The goal of the workshops at Arsenał Municipal Gallery was to intensify the bodily sensation of the presence of the non-human other in the urban ecosystem. Thus, the event was meant to allow participants to consciously enter into relations with the newly arrived beetle. Using visual and textual materials, techniques for expanding bodily awareness and a special performative object, we took the first steps to make kin with the Asian ladybug. We started the workshop with the presentation of recordings and photos taken during the research trip in Poznań. We analyzed the visual materials together, which helped us understand, and thus embody, the movements and the physiology of the Asian ladybug. We also analyzed the discourses which surround the relations between the newly arrived beetle and humans in order to understand the problems related to the concept of biodiversity. We learned about the narratives which talk about the problems associated with the coexistence of human and non-human species2 and the possible solutions which are not limited to the thoughtless extermination of the other.3

During and as part of the workshop, we also created a performative object, which we jokingly called a “ladybug simulator” or a “ladybeetle simulator.” The colors of the device were the colors of the Asian ladybug. In the back wall of the “simulator” there was a gap through which light shone inside. On the opposite side, there was a hole with a fabric flap for your head to go through. The performative object was supposed to allow people to experience how the Asian ladybug moves and functions. Once you put your head inside, you could actually experience the sensations associated with winter hibernation, such as warmth, silence, limited exposure to sunlight, and the cosines of a narrow gap.

* [Directives]
A - Answer these questions about the ladybug workshop text, one line each:
(i) In which city was the research trip that produced the recordings and photos?
(ii) At which gallery were the workshops held?
(iii) What was on the side of the "simulator" opposite the gap in its back wall?
B - Write out the passage of the ladybug workshop text starting with "During and as" and going on through "a narrow gap.".

* [Dataset excerpt]

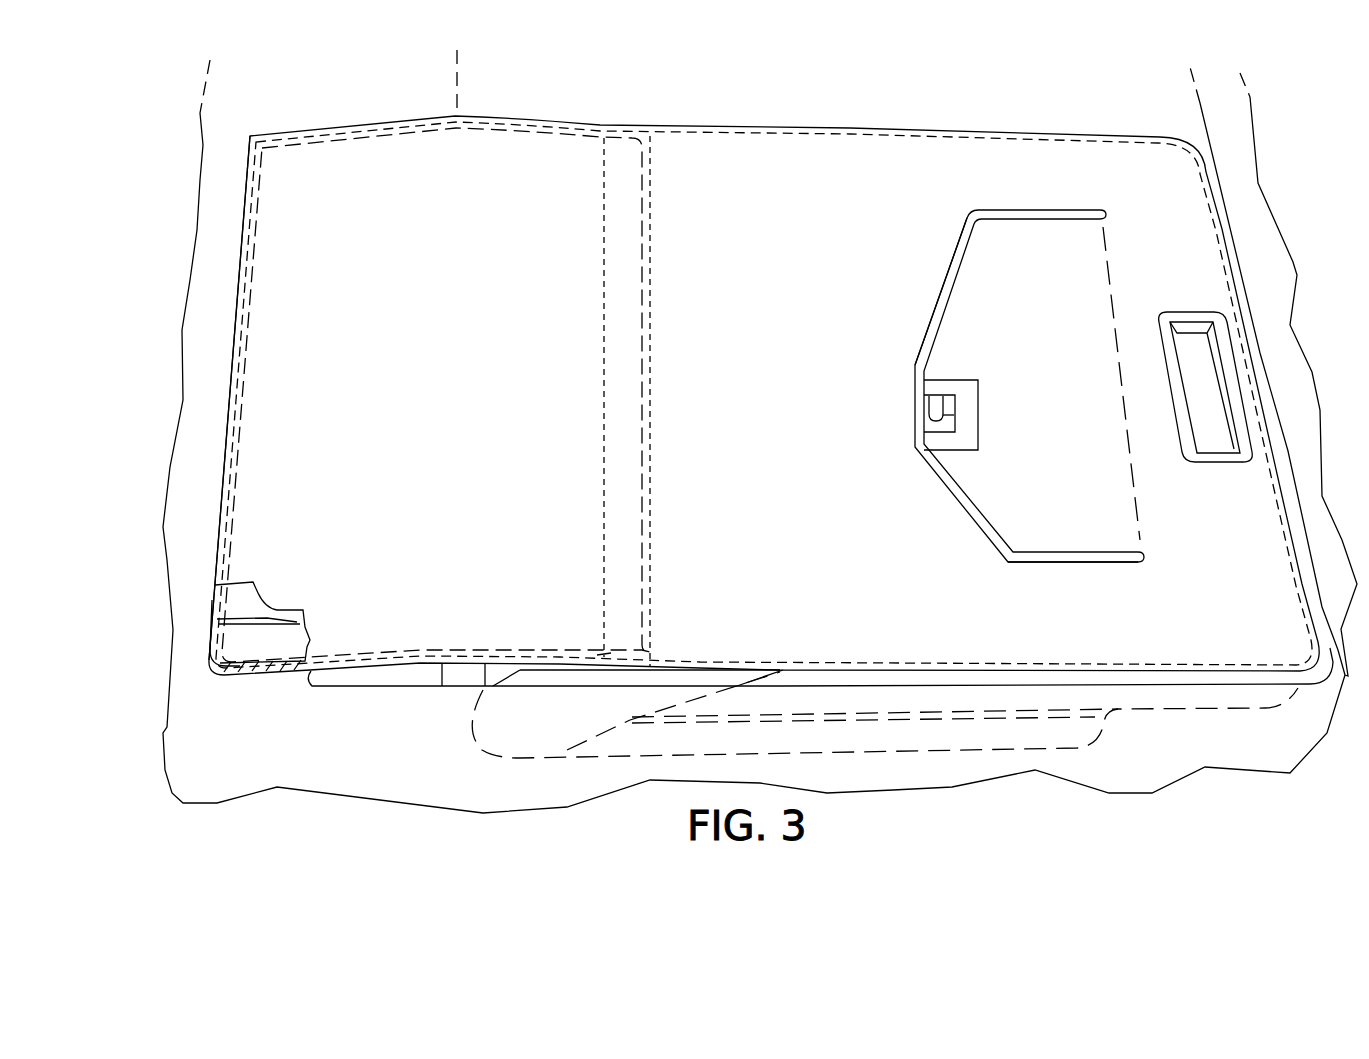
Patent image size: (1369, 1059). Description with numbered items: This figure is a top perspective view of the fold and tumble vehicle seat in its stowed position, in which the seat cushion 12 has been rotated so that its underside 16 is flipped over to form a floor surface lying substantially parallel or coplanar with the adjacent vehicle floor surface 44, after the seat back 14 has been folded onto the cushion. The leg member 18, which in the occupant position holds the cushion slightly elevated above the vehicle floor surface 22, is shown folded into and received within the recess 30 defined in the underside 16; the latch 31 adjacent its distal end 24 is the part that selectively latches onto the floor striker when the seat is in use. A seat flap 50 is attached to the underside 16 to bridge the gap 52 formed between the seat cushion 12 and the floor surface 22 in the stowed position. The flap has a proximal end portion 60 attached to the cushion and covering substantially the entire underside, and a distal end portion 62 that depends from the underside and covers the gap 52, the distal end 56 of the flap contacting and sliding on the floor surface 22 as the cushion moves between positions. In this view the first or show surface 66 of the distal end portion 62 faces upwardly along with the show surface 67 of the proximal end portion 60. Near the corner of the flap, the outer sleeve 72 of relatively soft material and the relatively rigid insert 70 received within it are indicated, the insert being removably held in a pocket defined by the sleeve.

* [Task results]
A -
(i) Poznań
(ii) Arsenał Municipal Gallery
(iii) A hole with a fabric flap for your head to go through

B -
During and as part of the workshop, we also created a performative object, which we jokingly called a “ladybug simulator” or a “ladybeetle simulator.” The colors of the device were the colors of the Asian ladybug. In the back wall of the “simulator” there was a gap through which light shone inside. On the opposite side, there was a hole with a fabric flap for your head to go through. The performative object was supposed to allow people to experience how the Asian ladybug moves and functions. Once you put your head inside, you could actually experience the sensations associated with winter hibernation, such as warmth, silence, limited exposure to sunlight, and the cosines of a narrow gap.